>> start Records for this exercise

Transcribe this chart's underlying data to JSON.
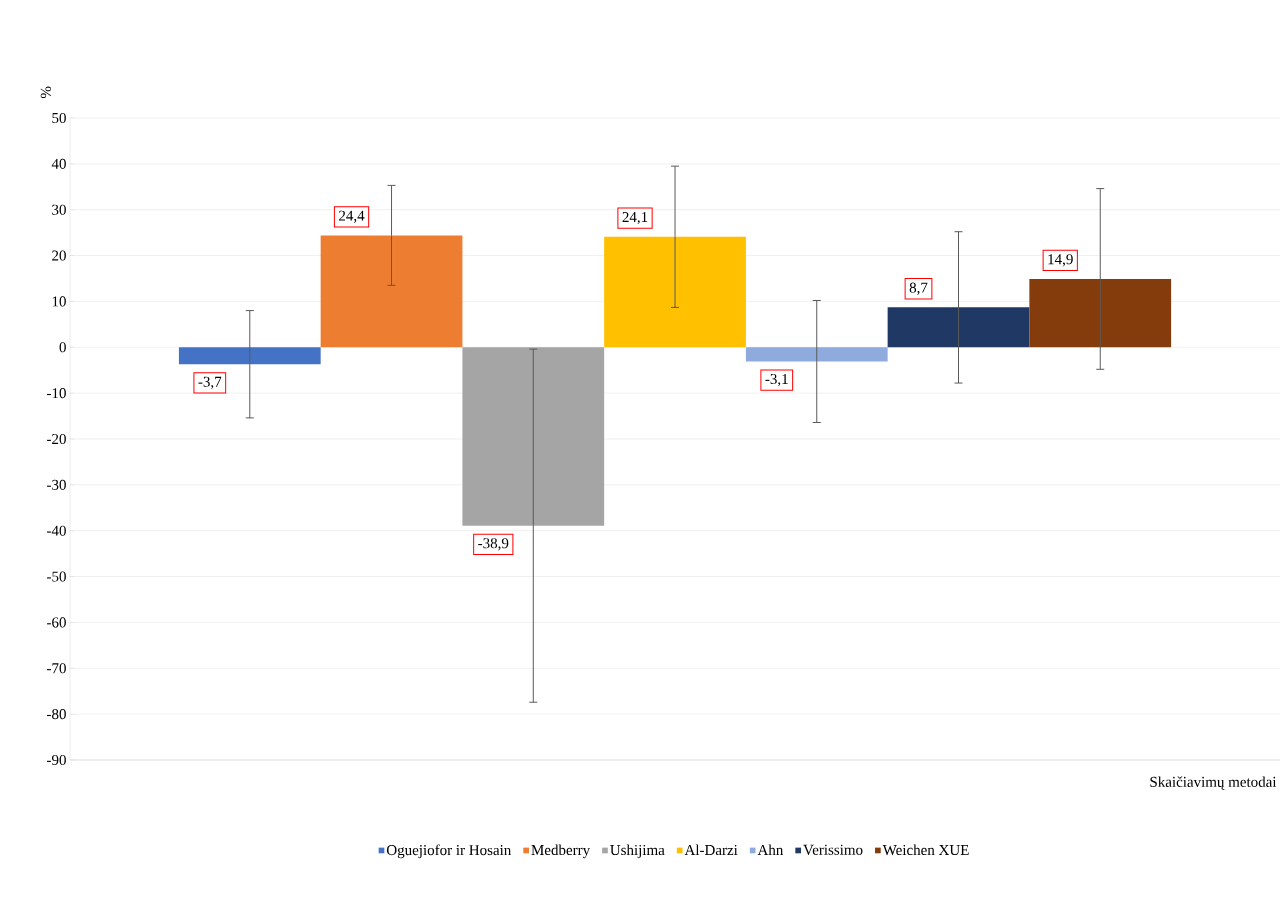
{
  "chart_data": {
    "type": "bar",
    "ylabel": "%",
    "xlabel": "Skaičiavimų metodai",
    "categories": [
      null
    ],
    "series": [
      {
        "name": "Oguejiofor ir Hosain",
        "color": "#4472c4",
        "values": [
          -3.7
        ],
        "errors": [
          11.7
        ],
        "value_labels": [
          "-3,7"
        ]
      },
      {
        "name": "Medberry",
        "color": "#ed7d31",
        "values": [
          24.4
        ],
        "errors": [
          10.9
        ],
        "value_labels": [
          "24,4"
        ]
      },
      {
        "name": "Ushijima",
        "color": "#a5a5a5",
        "values": [
          -38.9
        ],
        "errors": [
          38.5
        ],
        "value_labels": [
          "-38,9"
        ]
      },
      {
        "name": "Al-Darzi",
        "color": "#ffc000",
        "values": [
          24.1
        ],
        "errors": [
          15.4
        ],
        "value_labels": [
          "24,1"
        ]
      },
      {
        "name": "Ahn",
        "color": "#8faadc",
        "values": [
          -3.1
        ],
        "errors": [
          13.3
        ],
        "value_labels": [
          "-3,1"
        ]
      },
      {
        "name": "Verissimo",
        "color": "#203864",
        "values": [
          8.7
        ],
        "errors": [
          16.5
        ],
        "value_labels": [
          "8,7"
        ]
      },
      {
        "name": "Weichen XUE",
        "color": "#843c0c",
        "values": [
          14.9
        ],
        "errors": [
          19.7
        ],
        "value_labels": [
          "14,9"
        ]
      }
    ],
    "ylim": [
      -90,
      50
    ],
    "yticks": [
      -90,
      -80,
      -70,
      -60,
      -50,
      -40,
      -30,
      -20,
      -10,
      0,
      10,
      20,
      30,
      40,
      50
    ],
    "grid": "y",
    "legend": "bottom"
  }
}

>> end Records for this exercise

What is asked ▸
Show the lines that mention the word "color".

The result ▸
        "color": "#4472c4",
        "color": "#ed7d31",
        "color": "#a5a5a5",
        "color": "#ffc000",
        "color": "#8faadc",
        "color": "#203864",
        "color": "#843c0c",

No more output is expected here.